GIVEN RECORDS:
────────

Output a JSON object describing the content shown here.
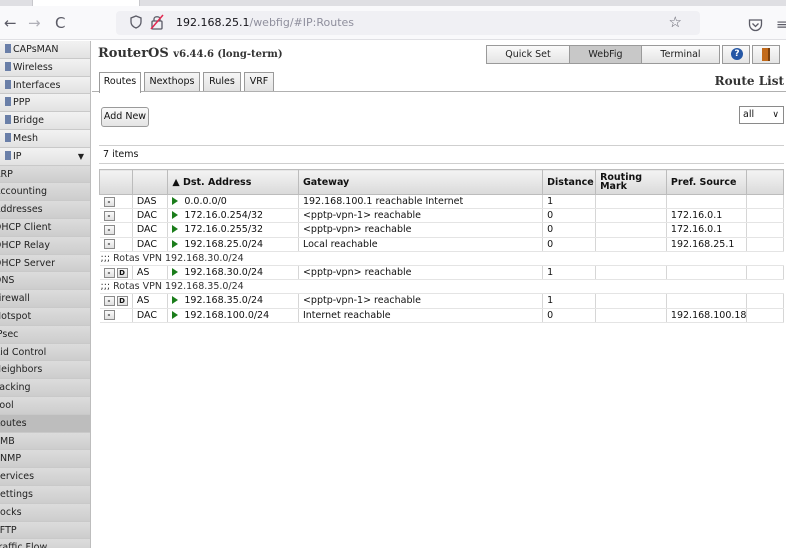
{
  "browser": {
    "url_host": "192.168.25.1",
    "url_path": "/webfig/#IP:Routes",
    "back": "←",
    "forward": "→",
    "reload": "C",
    "star": "☆",
    "menu": "≡"
  },
  "sidebar": {
    "items": [
      {
        "label": "CAPsMAN",
        "kind": "top"
      },
      {
        "label": "Wireless",
        "kind": "top"
      },
      {
        "label": "Interfaces",
        "kind": "top"
      },
      {
        "label": "PPP",
        "kind": "top"
      },
      {
        "label": "Bridge",
        "kind": "top"
      },
      {
        "label": "Mesh",
        "kind": "top"
      },
      {
        "label": "IP",
        "kind": "top",
        "arrow": "▼"
      },
      {
        "label": "ARP",
        "kind": "sub"
      },
      {
        "label": "Accounting",
        "kind": "sub"
      },
      {
        "label": "Addresses",
        "kind": "sub"
      },
      {
        "label": "DHCP Client",
        "kind": "sub"
      },
      {
        "label": "DHCP Relay",
        "kind": "sub"
      },
      {
        "label": "DHCP Server",
        "kind": "sub"
      },
      {
        "label": "DNS",
        "kind": "sub"
      },
      {
        "label": "Firewall",
        "kind": "sub"
      },
      {
        "label": "Hotspot",
        "kind": "sub"
      },
      {
        "label": "IPsec",
        "kind": "sub"
      },
      {
        "label": "Kid Control",
        "kind": "sub"
      },
      {
        "label": "Neighbors",
        "kind": "sub"
      },
      {
        "label": "Packing",
        "kind": "sub"
      },
      {
        "label": "Pool",
        "kind": "sub"
      },
      {
        "label": "Routes",
        "kind": "sub",
        "active": true
      },
      {
        "label": "SMB",
        "kind": "sub"
      },
      {
        "label": "SNMP",
        "kind": "sub"
      },
      {
        "label": "Services",
        "kind": "sub"
      },
      {
        "label": "Settings",
        "kind": "sub"
      },
      {
        "label": "Socks",
        "kind": "sub"
      },
      {
        "label": "TFTP",
        "kind": "sub"
      },
      {
        "label": "Traffic Flow",
        "kind": "sub"
      }
    ]
  },
  "header": {
    "brand": "RouterOS",
    "version": "v6.44.6 (long-term)",
    "quick_set": "Quick Set",
    "webfig": "WebFig",
    "terminal": "Terminal",
    "help": "?"
  },
  "tabs": [
    "Routes",
    "Nexthops",
    "Rules",
    "VRF"
  ],
  "page_title": "Route List",
  "add_new": "Add New",
  "filter_value": "all",
  "item_count": "7 items",
  "table": {
    "columns": [
      "",
      "",
      "▲ Dst. Address",
      "Gateway",
      "Distance",
      "Routing Mark",
      "Pref. Source",
      ""
    ],
    "rows": [
      {
        "type": "route",
        "buttons": [
          "-"
        ],
        "flags": "DAS",
        "dst": "0.0.0.0/0",
        "gateway": "192.168.100.1 reachable Internet",
        "distance": "1",
        "mark": "",
        "pref": ""
      },
      {
        "type": "route",
        "buttons": [
          "-"
        ],
        "flags": "DAC",
        "dst": "172.16.0.254/32",
        "gateway": "<pptp-vpn-1> reachable",
        "distance": "0",
        "mark": "",
        "pref": "172.16.0.1"
      },
      {
        "type": "route",
        "buttons": [
          "-"
        ],
        "flags": "DAC",
        "dst": "172.16.0.255/32",
        "gateway": "<pptp-vpn> reachable",
        "distance": "0",
        "mark": "",
        "pref": "172.16.0.1"
      },
      {
        "type": "route",
        "buttons": [
          "-"
        ],
        "flags": "DAC",
        "dst": "192.168.25.0/24",
        "gateway": "Local reachable",
        "distance": "0",
        "mark": "",
        "pref": "192.168.25.1"
      },
      {
        "type": "comment",
        "text": ";;; Rotas VPN 192.168.30.0/24"
      },
      {
        "type": "route",
        "buttons": [
          "-",
          "D"
        ],
        "flags": "AS",
        "dst": "192.168.30.0/24",
        "gateway": "<pptp-vpn> reachable",
        "distance": "1",
        "mark": "",
        "pref": ""
      },
      {
        "type": "comment",
        "text": ";;; Rotas VPN 192.168.35.0/24"
      },
      {
        "type": "route",
        "buttons": [
          "-",
          "D"
        ],
        "flags": "AS",
        "dst": "192.168.35.0/24",
        "gateway": "<pptp-vpn-1> reachable",
        "distance": "1",
        "mark": "",
        "pref": ""
      },
      {
        "type": "route",
        "buttons": [
          "-"
        ],
        "flags": "DAC",
        "dst": "192.168.100.0/24",
        "gateway": "Internet reachable",
        "distance": "0",
        "mark": "",
        "pref": "192.168.100.18"
      }
    ]
  }
}
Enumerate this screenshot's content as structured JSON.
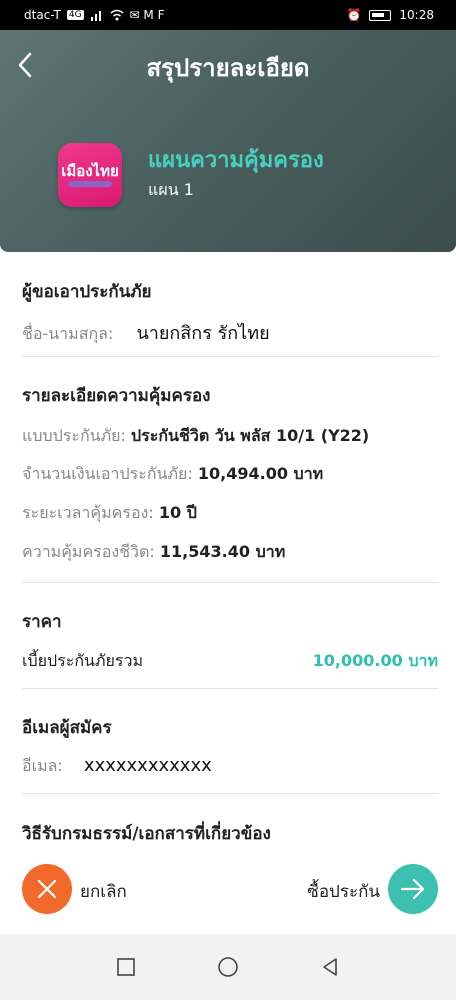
{
  "status_bar": {
    "carrier": "dtac-T",
    "network": "4G",
    "icons_left": "signal-wifi-K+-mail",
    "battery_level": "80",
    "time": "10:28"
  },
  "header": {
    "title": "สรุปรายละเอียด",
    "logo_text": "เมืองไทย",
    "plan_name": "แผนความคุ้มครอง",
    "plan_sub": "แผน 1",
    "bg_color": "#4b6060"
  },
  "applicant": {
    "section_title": "ผู้ขอเอาประกันภัย",
    "name_label": "ชื่อ-นามสกุล:",
    "name_value": "นายกสิกร รักไทย"
  },
  "coverage": {
    "section_title": "รายละเอียดความคุ้มครอง",
    "rows": [
      {
        "label": "แบบประกันภัย:",
        "value": "ประกันชีวิต วัน พลัส 10/1 (Y22)"
      },
      {
        "label": "จำนวนเงินเอาประกันภัย:",
        "value": "10,494.00 บาท"
      },
      {
        "label": "ระยะเวลาคุ้มครอง:",
        "value": "10 ปี"
      },
      {
        "label": "ความคุ้มครองชีวิต:",
        "value": "11,543.40 บาท"
      }
    ]
  },
  "price": {
    "section_title": "ราคา",
    "label": "เบี้ยประกันภัยรวม",
    "value": "10,000.00 บาท",
    "accent_color": "#2fbfae"
  },
  "email": {
    "section_title": "อีเมลผู้สมัคร",
    "label": "อีเมล:",
    "value": "xxxxxxxxxxxx"
  },
  "documents": {
    "section_title": "วิธีรับกรมธรรม์/เอกสารที่เกี่ยวข้อง"
  },
  "actions": {
    "cancel_label": "ยกเลิก",
    "cancel_color": "#f26a2b",
    "buy_label": "ซื้อประกัน",
    "buy_color": "#3dc0b0"
  },
  "nav": {
    "icons": [
      "recent-apps-icon",
      "home-icon",
      "back-icon"
    ]
  }
}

────────

EXERCISE REQUIREMENTS: Repeat the data in full and exactly. Omit pictures.

EXPECTED ANSWER:
Output a JSON object describing the content shown here.
{
  "browser": {
    "url_host": "192.168.25.1",
    "url_path": "/webfig/#IP:Routes",
    "back": "←",
    "forward": "→",
    "reload": "C",
    "star": "☆",
    "menu": "≡"
  },
  "sidebar": {
    "items": [
      {
        "label": "CAPsMAN",
        "kind": "top"
      },
      {
        "label": "Wireless",
        "kind": "top"
      },
      {
        "label": "Interfaces",
        "kind": "top"
      },
      {
        "label": "PPP",
        "kind": "top"
      },
      {
        "label": "Bridge",
        "kind": "top"
      },
      {
        "label": "Mesh",
        "kind": "top"
      },
      {
        "label": "IP",
        "kind": "top",
        "arrow": "▼"
      },
      {
        "label": "ARP",
        "kind": "sub"
      },
      {
        "label": "Accounting",
        "kind": "sub"
      },
      {
        "label": "Addresses",
        "kind": "sub"
      },
      {
        "label": "DHCP Client",
        "kind": "sub"
      },
      {
        "label": "DHCP Relay",
        "kind": "sub"
      },
      {
        "label": "DHCP Server",
        "kind": "sub"
      },
      {
        "label": "DNS",
        "kind": "sub"
      },
      {
        "label": "Firewall",
        "kind": "sub"
      },
      {
        "label": "Hotspot",
        "kind": "sub"
      },
      {
        "label": "IPsec",
        "kind": "sub"
      },
      {
        "label": "Kid Control",
        "kind": "sub"
      },
      {
        "label": "Neighbors",
        "kind": "sub"
      },
      {
        "label": "Packing",
        "kind": "sub"
      },
      {
        "label": "Pool",
        "kind": "sub"
      },
      {
        "label": "Routes",
        "kind": "sub",
        "active": true
      },
      {
        "label": "SMB",
        "kind": "sub"
      },
      {
        "label": "SNMP",
        "kind": "sub"
      },
      {
        "label": "Services",
        "kind": "sub"
      },
      {
        "label": "Settings",
        "kind": "sub"
      },
      {
        "label": "Socks",
        "kind": "sub"
      },
      {
        "label": "TFTP",
        "kind": "sub"
      },
      {
        "label": "Traffic Flow",
        "kind": "sub"
      }
    ]
  },
  "header": {
    "brand": "RouterOS",
    "version": "v6.44.6 (long-term)",
    "quick_set": "Quick Set",
    "webfig": "WebFig",
    "terminal": "Terminal",
    "help": "?"
  },
  "tabs": [
    "Routes",
    "Nexthops",
    "Rules",
    "VRF"
  ],
  "page_title": "Route List",
  "add_new": "Add New",
  "filter_value": "all",
  "item_count": "7 items",
  "table": {
    "columns": [
      "",
      "",
      "▲ Dst. Address",
      "Gateway",
      "Distance",
      "Routing Mark",
      "Pref. Source",
      ""
    ],
    "rows": [
      {
        "type": "route",
        "buttons": [
          "-"
        ],
        "flags": "DAS",
        "dst": "0.0.0.0/0",
        "gateway": "192.168.100.1 reachable Internet",
        "distance": "1",
        "mark": "",
        "pref": ""
      },
      {
        "type": "route",
        "buttons": [
          "-"
        ],
        "flags": "DAC",
        "dst": "172.16.0.254/32",
        "gateway": "<pptp-vpn-1> reachable",
        "distance": "0",
        "mark": "",
        "pref": "172.16.0.1"
      },
      {
        "type": "route",
        "buttons": [
          "-"
        ],
        "flags": "DAC",
        "dst": "172.16.0.255/32",
        "gateway": "<pptp-vpn> reachable",
        "distance": "0",
        "mark": "",
        "pref": "172.16.0.1"
      },
      {
        "type": "route",
        "buttons": [
          "-"
        ],
        "flags": "DAC",
        "dst": "192.168.25.0/24",
        "gateway": "Local reachable",
        "distance": "0",
        "mark": "",
        "pref": "192.168.25.1"
      },
      {
        "type": "comment",
        "text": ";;; Rotas VPN 192.168.30.0/24"
      },
      {
        "type": "route",
        "buttons": [
          "-",
          "D"
        ],
        "flags": "AS",
        "dst": "192.168.30.0/24",
        "gateway": "<pptp-vpn> reachable",
        "distance": "1",
        "mark": "",
        "pref": ""
      },
      {
        "type": "comment",
        "text": ";;; Rotas VPN 192.168.35.0/24"
      },
      {
        "type": "route",
        "buttons": [
          "-",
          "D"
        ],
        "flags": "AS",
        "dst": "192.168.35.0/24",
        "gateway": "<pptp-vpn-1> reachable",
        "distance": "1",
        "mark": "",
        "pref": ""
      },
      {
        "type": "route",
        "buttons": [
          "-"
        ],
        "flags": "DAC",
        "dst": "192.168.100.0/24",
        "gateway": "Internet reachable",
        "distance": "0",
        "mark": "",
        "pref": "192.168.100.18"
      }
    ]
  }
}
Enumerate this screenshot's content as structured JSON.
{
  "status_bar": {
    "carrier": "dtac-T",
    "network": "4G",
    "icons_left": "signal-wifi-K+-mail",
    "battery_level": "80",
    "time": "10:28"
  },
  "header": {
    "title": "สรุปรายละเอียด",
    "logo_text": "เมืองไทย",
    "plan_name": "แผนความคุ้มครอง",
    "plan_sub": "แผน 1",
    "bg_color": "#4b6060"
  },
  "applicant": {
    "section_title": "ผู้ขอเอาประกันภัย",
    "name_label": "ชื่อ-นามสกุล:",
    "name_value": "นายกสิกร รักไทย"
  },
  "coverage": {
    "section_title": "รายละเอียดความคุ้มครอง",
    "rows": [
      {
        "label": "แบบประกันภัย:",
        "value": "ประกันชีวิต วัน พลัส 10/1 (Y22)"
      },
      {
        "label": "จำนวนเงินเอาประกันภัย:",
        "value": "10,494.00 บาท"
      },
      {
        "label": "ระยะเวลาคุ้มครอง:",
        "value": "10 ปี"
      },
      {
        "label": "ความคุ้มครองชีวิต:",
        "value": "11,543.40 บาท"
      }
    ]
  },
  "price": {
    "section_title": "ราคา",
    "label": "เบี้ยประกันภัยรวม",
    "value": "10,000.00 บาท",
    "accent_color": "#2fbfae"
  },
  "email": {
    "section_title": "อีเมลผู้สมัคร",
    "label": "อีเมล:",
    "value": "xxxxxxxxxxxx"
  },
  "documents": {
    "section_title": "วิธีรับกรมธรรม์/เอกสารที่เกี่ยวข้อง"
  },
  "actions": {
    "cancel_label": "ยกเลิก",
    "cancel_color": "#f26a2b",
    "buy_label": "ซื้อประกัน",
    "buy_color": "#3dc0b0"
  },
  "nav": {
    "icons": [
      "recent-apps-icon",
      "home-icon",
      "back-icon"
    ]
  }
}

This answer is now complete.